**Stored items from a collection:**
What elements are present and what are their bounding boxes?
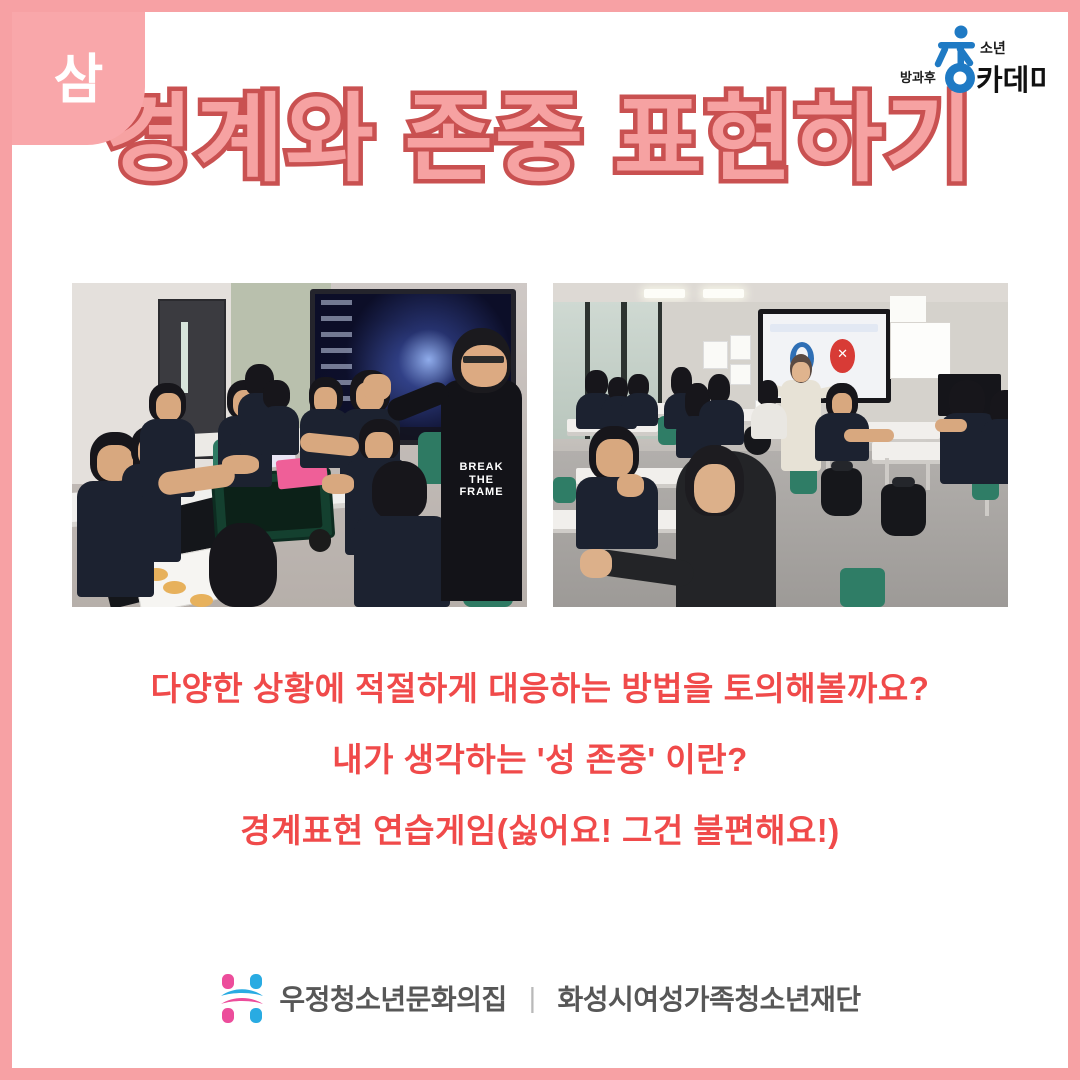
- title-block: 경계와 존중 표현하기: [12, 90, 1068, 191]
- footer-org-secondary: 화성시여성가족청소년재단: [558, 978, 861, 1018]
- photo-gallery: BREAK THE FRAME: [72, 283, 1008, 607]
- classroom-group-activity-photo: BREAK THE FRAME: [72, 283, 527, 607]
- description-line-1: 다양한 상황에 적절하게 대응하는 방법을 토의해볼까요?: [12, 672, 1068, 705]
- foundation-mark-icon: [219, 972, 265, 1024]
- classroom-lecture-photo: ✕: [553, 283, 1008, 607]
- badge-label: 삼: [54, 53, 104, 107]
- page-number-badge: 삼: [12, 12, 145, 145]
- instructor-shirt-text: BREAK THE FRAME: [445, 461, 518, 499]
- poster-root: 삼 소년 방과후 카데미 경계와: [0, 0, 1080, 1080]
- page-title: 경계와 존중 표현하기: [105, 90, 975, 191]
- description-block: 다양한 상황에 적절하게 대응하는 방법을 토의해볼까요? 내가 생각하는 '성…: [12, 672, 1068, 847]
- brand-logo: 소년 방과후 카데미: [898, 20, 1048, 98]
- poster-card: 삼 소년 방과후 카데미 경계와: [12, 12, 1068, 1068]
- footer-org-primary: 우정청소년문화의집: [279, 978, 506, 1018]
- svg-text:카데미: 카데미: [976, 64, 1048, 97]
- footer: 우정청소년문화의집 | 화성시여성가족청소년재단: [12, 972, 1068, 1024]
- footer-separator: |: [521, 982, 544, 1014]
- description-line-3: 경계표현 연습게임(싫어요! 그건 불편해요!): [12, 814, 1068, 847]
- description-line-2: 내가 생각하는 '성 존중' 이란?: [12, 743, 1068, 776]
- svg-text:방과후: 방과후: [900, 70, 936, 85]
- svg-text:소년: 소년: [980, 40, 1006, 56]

**Task requirements:**
Can you give the entries again from the line with "- title-block: 경계와" up to and including the line with "- foundation-mark-icon: [219, 972, 265, 1024]", switching "photo-gallery" for "image-gallery" and leaving everything else the same?

**Correct response:**
- title-block: 경계와 존중 표현하기: [12, 90, 1068, 191]
- footer-org-secondary: 화성시여성가족청소년재단: [558, 978, 861, 1018]
- image-gallery: BREAK THE FRAME: [72, 283, 1008, 607]
- classroom-group-activity-photo: BREAK THE FRAME: [72, 283, 527, 607]
- description-line-1: 다양한 상황에 적절하게 대응하는 방법을 토의해볼까요?: [12, 672, 1068, 705]
- foundation-mark-icon: [219, 972, 265, 1024]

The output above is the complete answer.